Exercise goal:
Carry none of the pictures over; write out the complete data exactly.
--- START OF Exercise inputs ---
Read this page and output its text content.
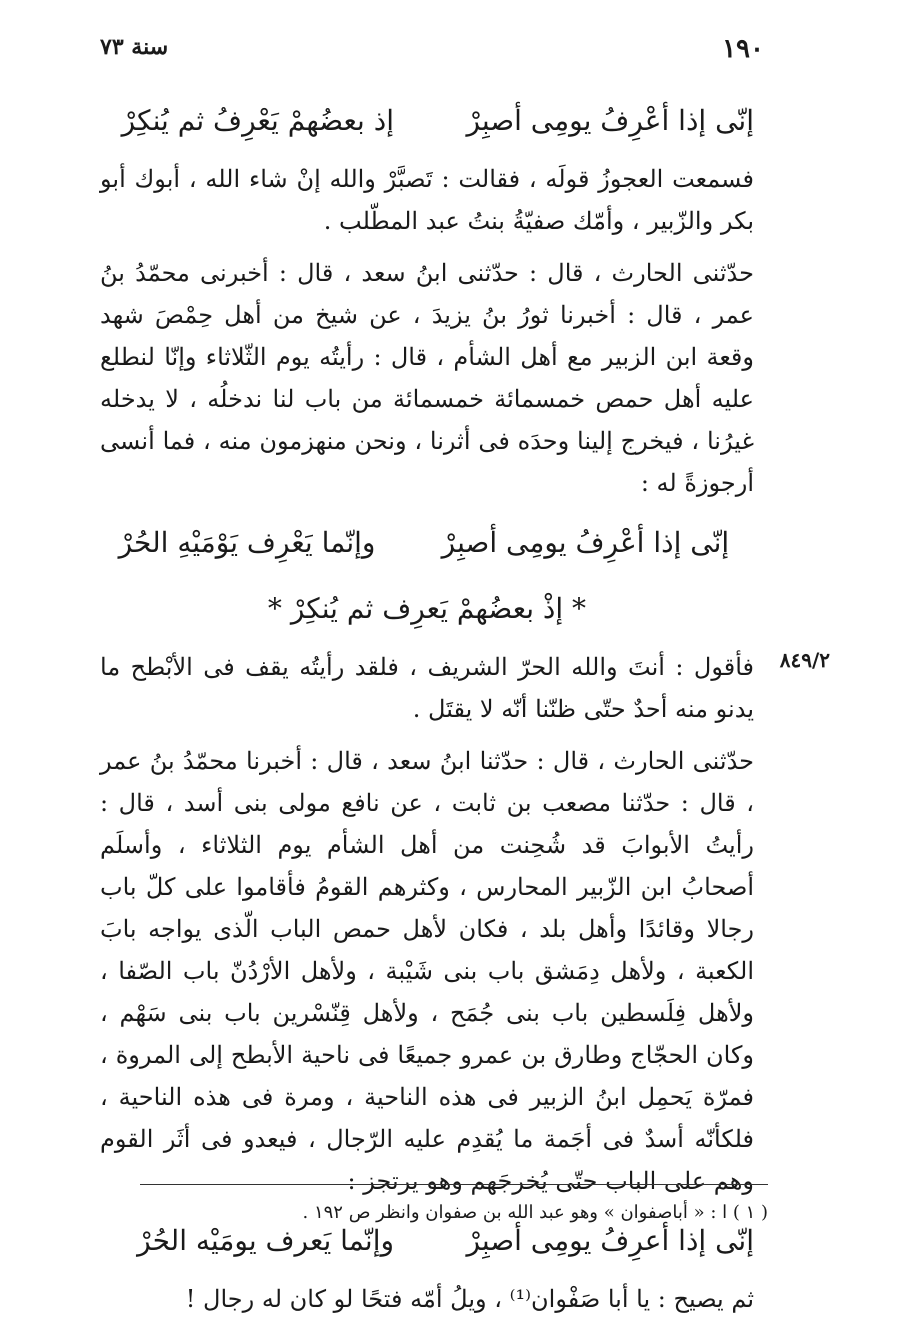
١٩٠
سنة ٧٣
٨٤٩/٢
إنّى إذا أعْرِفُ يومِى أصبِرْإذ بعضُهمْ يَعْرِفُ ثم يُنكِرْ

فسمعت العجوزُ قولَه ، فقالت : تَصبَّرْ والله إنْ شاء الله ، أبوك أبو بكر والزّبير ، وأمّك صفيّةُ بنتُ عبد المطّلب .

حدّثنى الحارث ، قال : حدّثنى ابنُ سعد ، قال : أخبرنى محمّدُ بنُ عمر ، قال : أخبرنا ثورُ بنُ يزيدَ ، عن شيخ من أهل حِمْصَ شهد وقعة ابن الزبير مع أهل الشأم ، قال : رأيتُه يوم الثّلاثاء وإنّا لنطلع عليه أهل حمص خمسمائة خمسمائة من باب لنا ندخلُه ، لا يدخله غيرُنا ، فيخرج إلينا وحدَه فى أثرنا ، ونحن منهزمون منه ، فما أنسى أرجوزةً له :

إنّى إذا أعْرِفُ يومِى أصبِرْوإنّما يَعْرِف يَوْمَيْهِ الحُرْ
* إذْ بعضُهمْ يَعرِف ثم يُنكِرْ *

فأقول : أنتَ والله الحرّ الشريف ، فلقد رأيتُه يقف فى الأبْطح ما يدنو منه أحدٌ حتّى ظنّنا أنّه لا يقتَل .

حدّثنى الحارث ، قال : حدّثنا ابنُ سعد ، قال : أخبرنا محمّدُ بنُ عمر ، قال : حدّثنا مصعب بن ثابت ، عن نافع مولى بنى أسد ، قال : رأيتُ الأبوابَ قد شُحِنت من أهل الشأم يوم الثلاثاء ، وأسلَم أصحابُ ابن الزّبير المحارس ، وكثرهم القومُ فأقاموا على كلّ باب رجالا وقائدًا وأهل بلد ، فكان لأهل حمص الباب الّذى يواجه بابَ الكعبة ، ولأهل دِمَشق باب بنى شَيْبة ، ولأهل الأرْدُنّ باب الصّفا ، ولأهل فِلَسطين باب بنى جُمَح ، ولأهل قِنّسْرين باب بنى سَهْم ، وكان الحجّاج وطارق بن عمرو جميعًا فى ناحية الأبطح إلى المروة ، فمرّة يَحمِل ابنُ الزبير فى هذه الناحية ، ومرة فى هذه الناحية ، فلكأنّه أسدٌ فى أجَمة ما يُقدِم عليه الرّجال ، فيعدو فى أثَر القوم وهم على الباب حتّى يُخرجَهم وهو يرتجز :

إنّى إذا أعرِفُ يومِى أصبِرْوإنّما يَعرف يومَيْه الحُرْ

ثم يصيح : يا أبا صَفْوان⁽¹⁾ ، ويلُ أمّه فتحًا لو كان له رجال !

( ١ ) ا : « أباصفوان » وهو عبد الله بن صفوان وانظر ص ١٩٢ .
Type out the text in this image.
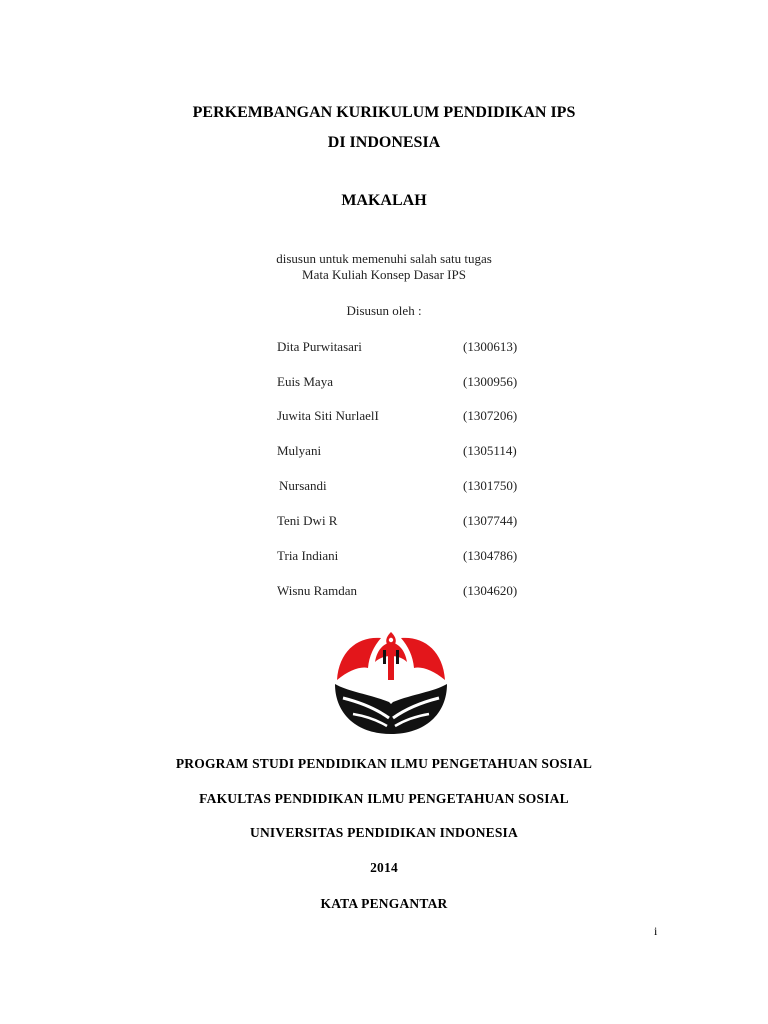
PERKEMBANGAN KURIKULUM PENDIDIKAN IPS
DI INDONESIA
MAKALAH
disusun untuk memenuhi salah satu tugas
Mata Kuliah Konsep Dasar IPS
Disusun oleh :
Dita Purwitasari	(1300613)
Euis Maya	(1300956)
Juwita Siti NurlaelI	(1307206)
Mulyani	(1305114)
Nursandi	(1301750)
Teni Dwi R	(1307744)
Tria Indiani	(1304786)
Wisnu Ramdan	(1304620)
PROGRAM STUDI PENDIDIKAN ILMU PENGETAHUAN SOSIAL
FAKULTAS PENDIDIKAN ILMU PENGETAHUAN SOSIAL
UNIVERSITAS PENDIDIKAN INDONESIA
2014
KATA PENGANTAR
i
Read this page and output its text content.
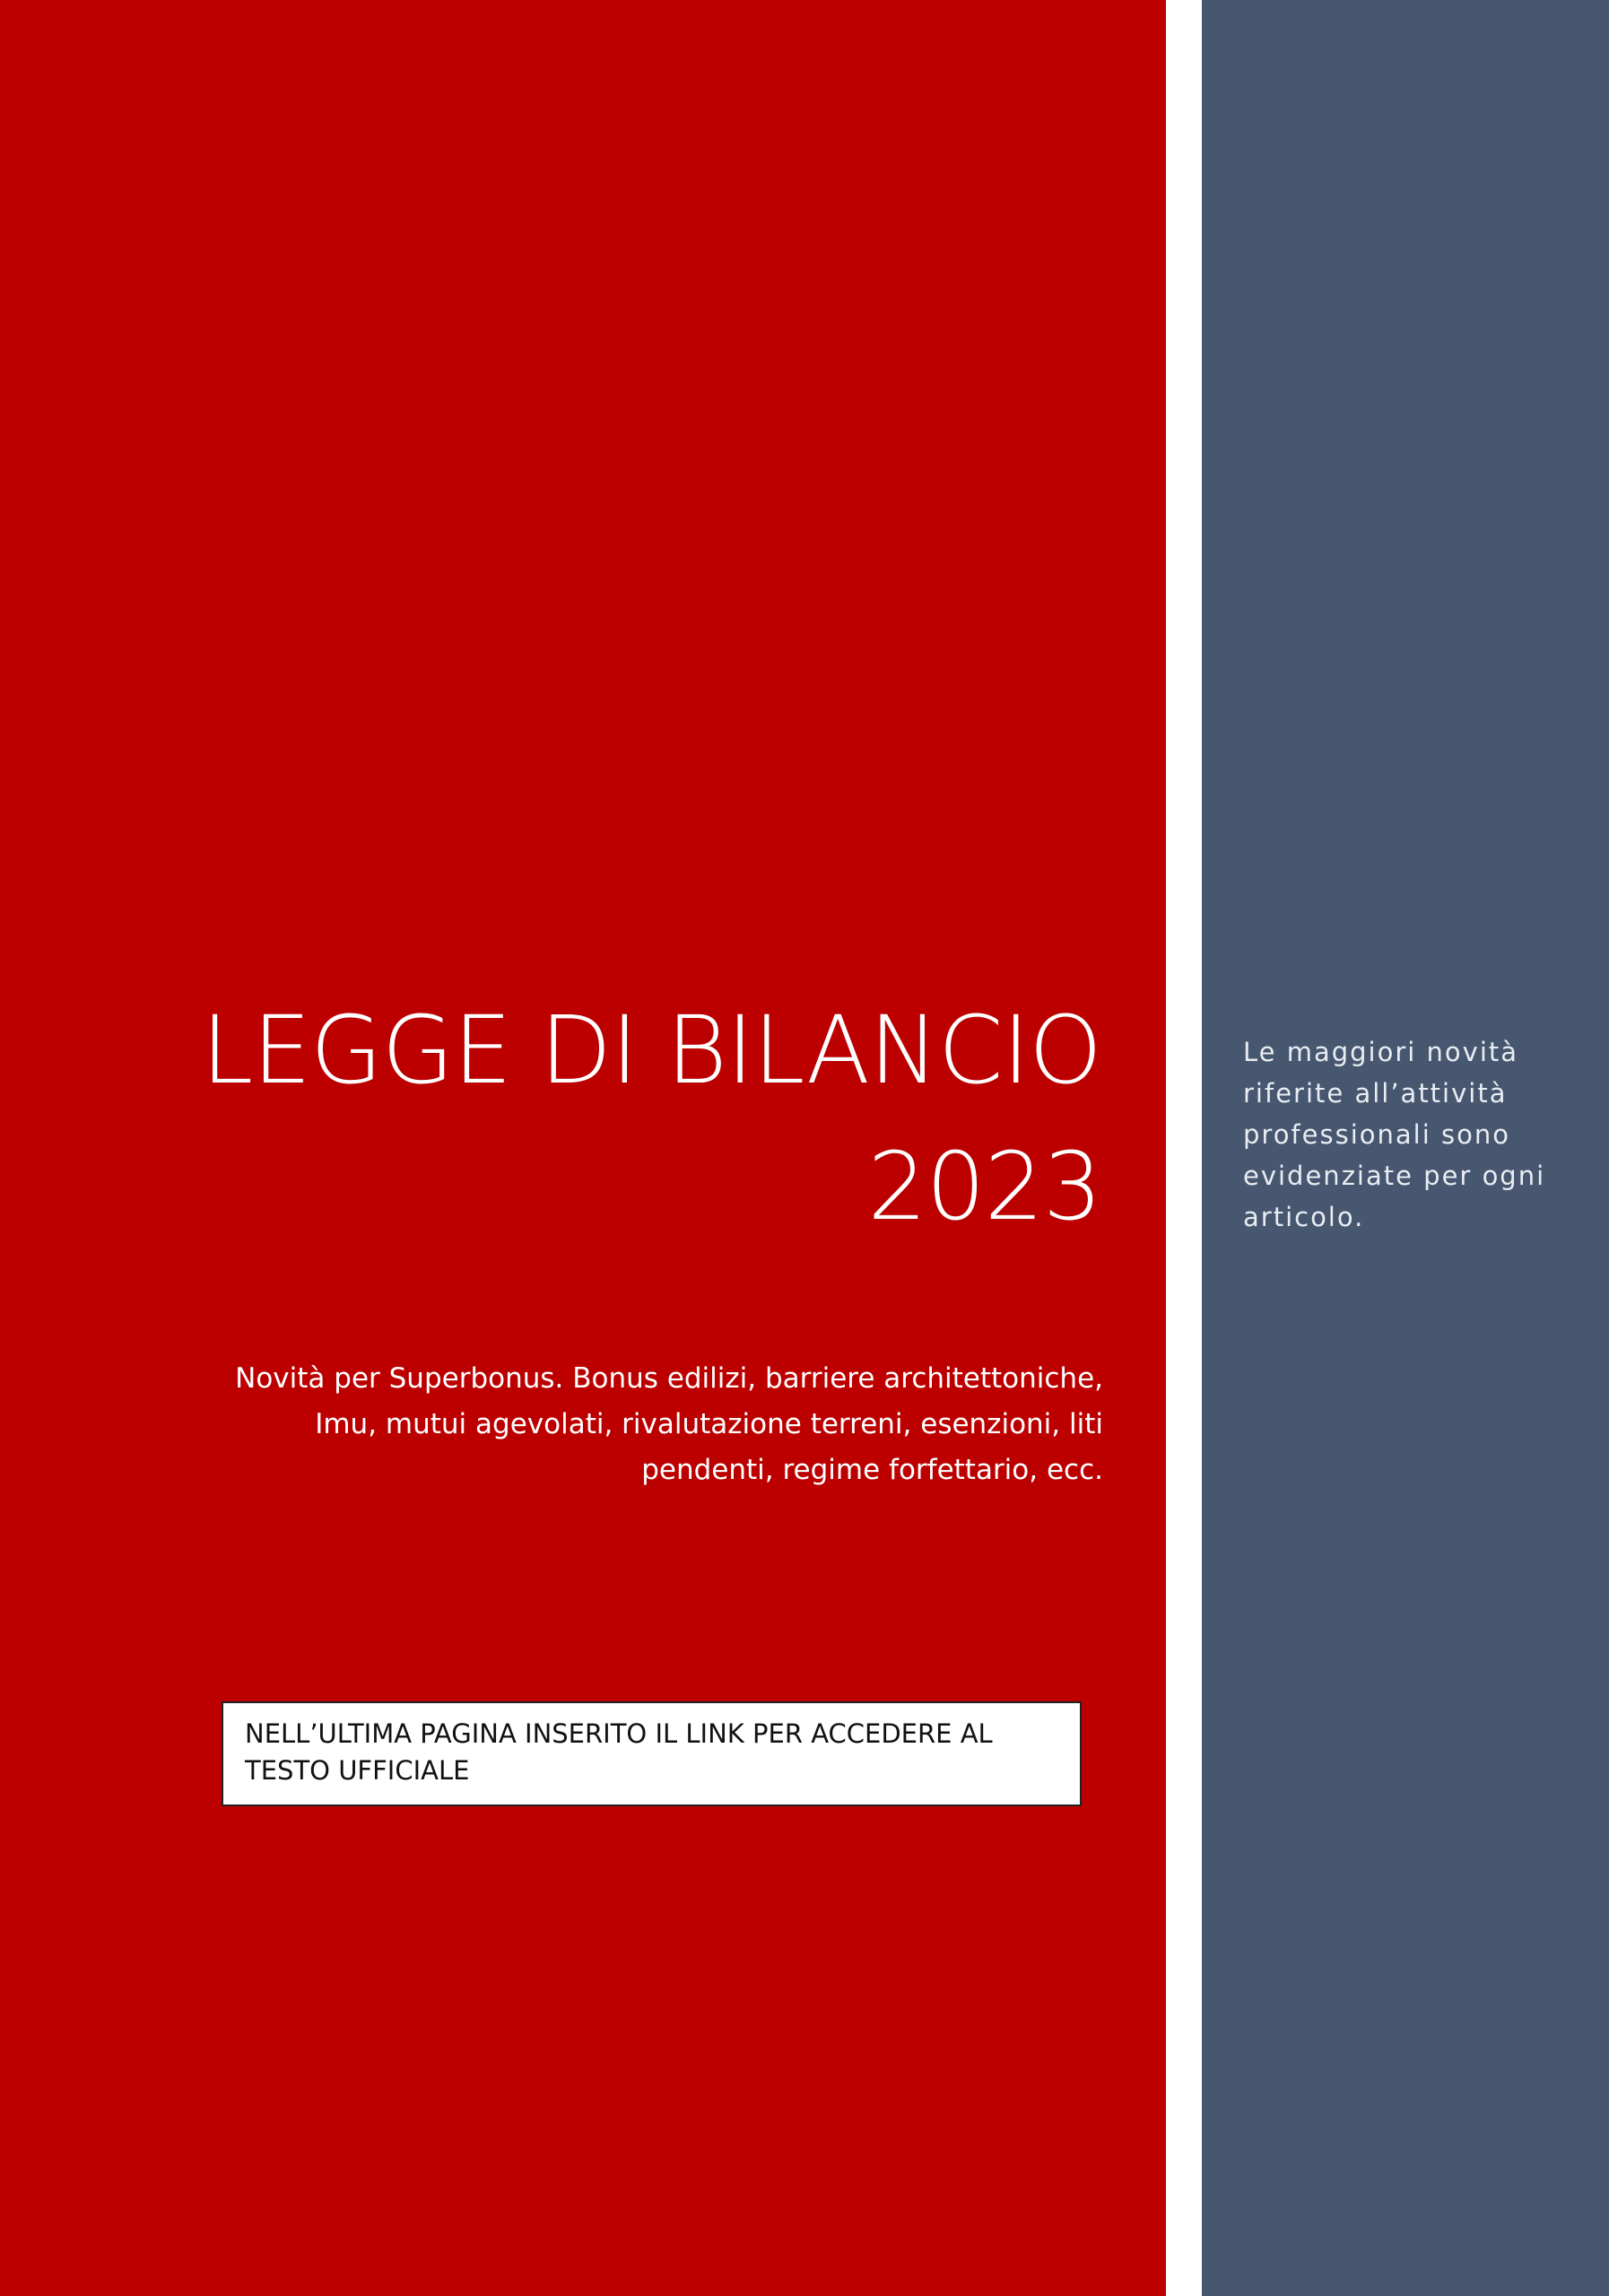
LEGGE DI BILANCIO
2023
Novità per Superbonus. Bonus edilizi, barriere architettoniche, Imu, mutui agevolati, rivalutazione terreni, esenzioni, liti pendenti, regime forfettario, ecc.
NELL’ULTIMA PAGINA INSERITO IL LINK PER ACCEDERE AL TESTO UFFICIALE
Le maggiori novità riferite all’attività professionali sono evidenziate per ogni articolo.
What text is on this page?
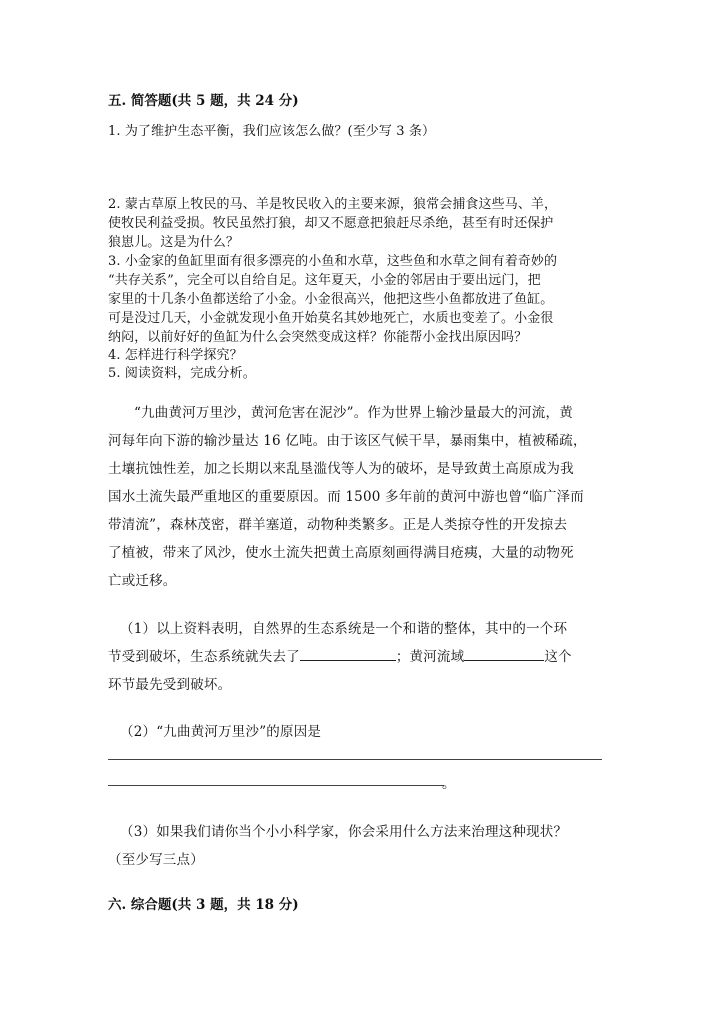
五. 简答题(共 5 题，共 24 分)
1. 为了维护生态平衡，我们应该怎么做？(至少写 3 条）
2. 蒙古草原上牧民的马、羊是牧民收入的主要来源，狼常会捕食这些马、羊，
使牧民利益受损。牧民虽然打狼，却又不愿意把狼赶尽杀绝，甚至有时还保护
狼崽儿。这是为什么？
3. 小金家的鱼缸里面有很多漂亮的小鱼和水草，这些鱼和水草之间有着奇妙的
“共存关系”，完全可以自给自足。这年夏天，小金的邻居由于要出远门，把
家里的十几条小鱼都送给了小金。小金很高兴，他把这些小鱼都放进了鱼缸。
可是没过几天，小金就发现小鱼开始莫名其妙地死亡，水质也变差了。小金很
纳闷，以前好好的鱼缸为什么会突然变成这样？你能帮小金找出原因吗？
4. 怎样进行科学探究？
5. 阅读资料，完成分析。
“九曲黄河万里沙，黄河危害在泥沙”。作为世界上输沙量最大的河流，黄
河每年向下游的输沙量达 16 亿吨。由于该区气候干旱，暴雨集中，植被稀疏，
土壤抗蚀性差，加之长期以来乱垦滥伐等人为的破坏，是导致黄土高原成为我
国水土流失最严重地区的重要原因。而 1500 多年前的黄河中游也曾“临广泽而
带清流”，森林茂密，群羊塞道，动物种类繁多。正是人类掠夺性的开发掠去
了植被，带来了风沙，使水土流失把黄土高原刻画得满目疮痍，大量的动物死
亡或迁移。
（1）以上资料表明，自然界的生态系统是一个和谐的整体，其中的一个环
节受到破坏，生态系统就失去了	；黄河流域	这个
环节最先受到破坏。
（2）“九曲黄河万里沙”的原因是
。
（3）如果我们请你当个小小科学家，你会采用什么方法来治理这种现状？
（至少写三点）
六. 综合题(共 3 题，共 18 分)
--- END OF Exercise inputs ---
Output:
Read this page and output its text content.
١٩٠
سنة ٧٣
٨٤٩/٢
إنّى إذا أعْرِفُ يومِى أصبِرْإذ بعضُهمْ يَعْرِفُ ثم يُنكِرْ

فسمعت العجوزُ قولَه ، فقالت : تَصبَّرْ والله إنْ شاء الله ، أبوك أبو بكر والزّبير ، وأمّك صفيّةُ بنتُ عبد المطّلب .

حدّثنى الحارث ، قال : حدّثنى ابنُ سعد ، قال : أخبرنى محمّدُ بنُ عمر ، قال : أخبرنا ثورُ بنُ يزيدَ ، عن شيخ من أهل حِمْصَ شهد وقعة ابن الزبير مع أهل الشأم ، قال : رأيتُه يوم الثّلاثاء وإنّا لنطلع عليه أهل حمص خمسمائة خمسمائة من باب لنا ندخلُه ، لا يدخله غيرُنا ، فيخرج إلينا وحدَه فى أثرنا ، ونحن منهزمون منه ، فما أنسى أرجوزةً له :

إنّى إذا أعْرِفُ يومِى أصبِرْوإنّما يَعْرِف يَوْمَيْهِ الحُرْ
* إذْ بعضُهمْ يَعرِف ثم يُنكِرْ *

فأقول : أنتَ والله الحرّ الشريف ، فلقد رأيتُه يقف فى الأبْطح ما يدنو منه أحدٌ حتّى ظنّنا أنّه لا يقتَل .

حدّثنى الحارث ، قال : حدّثنا ابنُ سعد ، قال : أخبرنا محمّدُ بنُ عمر ، قال : حدّثنا مصعب بن ثابت ، عن نافع مولى بنى أسد ، قال : رأيتُ الأبوابَ قد شُحِنت من أهل الشأم يوم الثلاثاء ، وأسلَم أصحابُ ابن الزّبير المحارس ، وكثرهم القومُ فأقاموا على كلّ باب رجالا وقائدًا وأهل بلد ، فكان لأهل حمص الباب الّذى يواجه بابَ الكعبة ، ولأهل دِمَشق باب بنى شَيْبة ، ولأهل الأرْدُنّ باب الصّفا ، ولأهل فِلَسطين باب بنى جُمَح ، ولأهل قِنّسْرين باب بنى سَهْم ، وكان الحجّاج وطارق بن عمرو جميعًا فى ناحية الأبطح إلى المروة ، فمرّة يَحمِل ابنُ الزبير فى هذه الناحية ، ومرة فى هذه الناحية ، فلكأنّه أسدٌ فى أجَمة ما يُقدِم عليه الرّجال ، فيعدو فى أثَر القوم وهم على الباب حتّى يُخرجَهم وهو يرتجز :

إنّى إذا أعرِفُ يومِى أصبِرْوإنّما يَعرف يومَيْه الحُرْ

ثم يصيح : يا أبا صَفْوان⁽¹⁾ ، ويلُ أمّه فتحًا لو كان له رجال !

( ١ ) ا : « أباصفوان » وهو عبد الله بن صفوان وانظر ص ١٩٢ .
Type out the text in this image.
PERKEMBANGAN KURIKULUM PENDIDIKAN IPS
DI INDONESIA
MAKALAH
disusun untuk memenuhi salah satu tugas
Mata Kuliah Konsep Dasar IPS
Disusun oleh :
Dita Purwitasari	(1300613)
Euis Maya	(1300956)
Juwita Siti NurlaelI	(1307206)
Mulyani	(1305114)
Nursandi	(1301750)
Teni Dwi R	(1307744)
Tria Indiani	(1304786)
Wisnu Ramdan	(1304620)
PROGRAM STUDI PENDIDIKAN ILMU PENGETAHUAN SOSIAL
FAKULTAS PENDIDIKAN ILMU PENGETAHUAN SOSIAL
UNIVERSITAS PENDIDIKAN INDONESIA
2014
KATA PENGANTAR
i
Read this page and output its text content.
LEGGE DI BILANCIO
2023
Novità per Superbonus. Bonus edilizi, barriere architettoniche, Imu, mutui agevolati, rivalutazione terreni, esenzioni, liti pendenti, regime forfettario, ecc.
NELL’ULTIMA PAGINA INSERITO IL LINK PER ACCEDERE AL TESTO UFFICIALE
Le maggiori novità riferite all’attività professionali sono evidenziate per ogni articolo.
What text is on this page?
五. 简答题(共 5 题，共 24 分)
1. 为了维护生态平衡，我们应该怎么做？(至少写 3 条）
2. 蒙古草原上牧民的马、羊是牧民收入的主要来源，狼常会捕食这些马、羊，
使牧民利益受损。牧民虽然打狼，却又不愿意把狼赶尽杀绝，甚至有时还保护
狼崽儿。这是为什么？
3. 小金家的鱼缸里面有很多漂亮的小鱼和水草，这些鱼和水草之间有着奇妙的
“共存关系”，完全可以自给自足。这年夏天，小金的邻居由于要出远门，把
家里的十几条小鱼都送给了小金。小金很高兴，他把这些小鱼都放进了鱼缸。
可是没过几天，小金就发现小鱼开始莫名其妙地死亡，水质也变差了。小金很
纳闷，以前好好的鱼缸为什么会突然变成这样？你能帮小金找出原因吗？
4. 怎样进行科学探究？
5. 阅读资料，完成分析。
“九曲黄河万里沙，黄河危害在泥沙”。作为世界上输沙量最大的河流，黄
河每年向下游的输沙量达 16 亿吨。由于该区气候干旱，暴雨集中，植被稀疏，
土壤抗蚀性差，加之长期以来乱垦滥伐等人为的破坏，是导致黄土高原成为我
国水土流失最严重地区的重要原因。而 1500 多年前的黄河中游也曾“临广泽而
带清流”，森林茂密，群羊塞道，动物种类繁多。正是人类掠夺性的开发掠去
了植被，带来了风沙，使水土流失把黄土高原刻画得满目疮痍，大量的动物死
亡或迁移。
（1）以上资料表明，自然界的生态系统是一个和谐的整体，其中的一个环
节受到破坏，生态系统就失去了	；黄河流域	这个
环节最先受到破坏。
（2）“九曲黄河万里沙”的原因是
。
（3）如果我们请你当个小小科学家，你会采用什么方法来治理这种现状？
（至少写三点）
六. 综合题(共 3 题，共 18 分)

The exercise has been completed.